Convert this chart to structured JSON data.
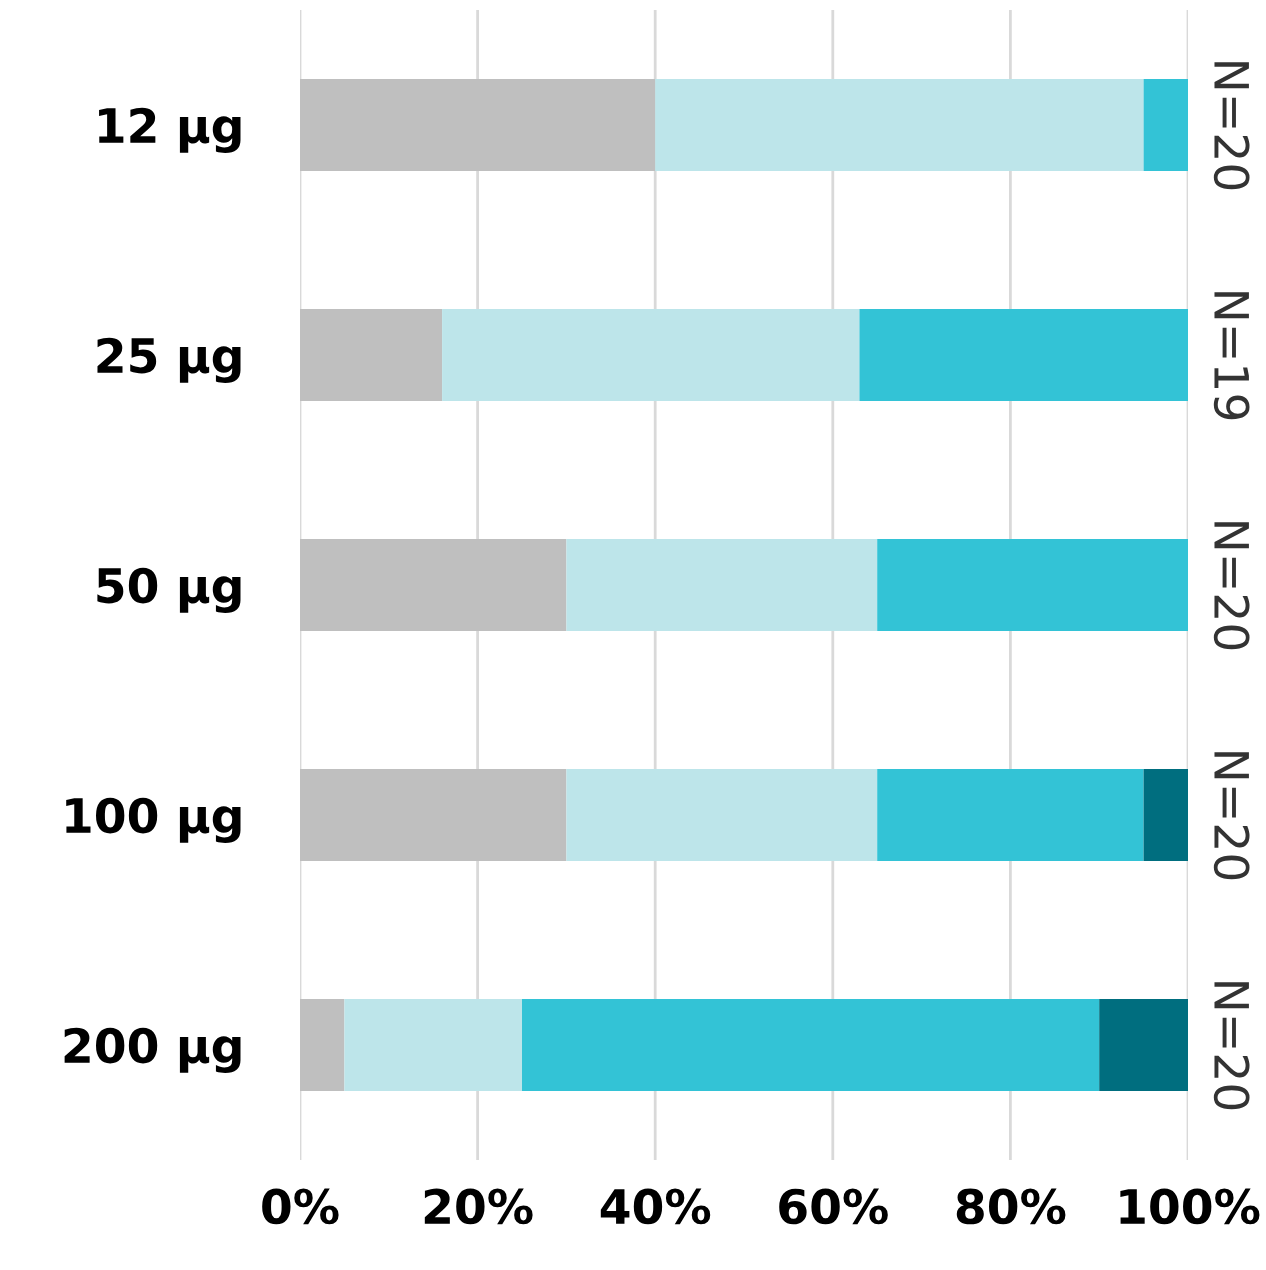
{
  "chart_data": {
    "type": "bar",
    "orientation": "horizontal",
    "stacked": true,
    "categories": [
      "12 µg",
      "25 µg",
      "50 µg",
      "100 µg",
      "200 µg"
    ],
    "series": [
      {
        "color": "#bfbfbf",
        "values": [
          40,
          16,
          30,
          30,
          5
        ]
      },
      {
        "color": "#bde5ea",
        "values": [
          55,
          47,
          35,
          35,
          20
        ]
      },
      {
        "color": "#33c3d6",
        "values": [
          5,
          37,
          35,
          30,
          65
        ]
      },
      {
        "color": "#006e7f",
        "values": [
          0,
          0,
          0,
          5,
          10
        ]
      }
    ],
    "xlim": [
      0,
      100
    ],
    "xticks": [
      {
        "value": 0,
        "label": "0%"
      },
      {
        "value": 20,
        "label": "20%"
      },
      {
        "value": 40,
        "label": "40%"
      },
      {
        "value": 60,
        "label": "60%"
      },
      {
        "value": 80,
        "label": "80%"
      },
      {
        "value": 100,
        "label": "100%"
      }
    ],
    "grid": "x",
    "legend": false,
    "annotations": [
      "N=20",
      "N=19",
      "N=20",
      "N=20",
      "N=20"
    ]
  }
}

Objective
Return each line that includes "color".

Answer
        "color": "#bfbfbf",
        "color": "#bde5ea",
        "color": "#33c3d6",
        "color": "#006e7f",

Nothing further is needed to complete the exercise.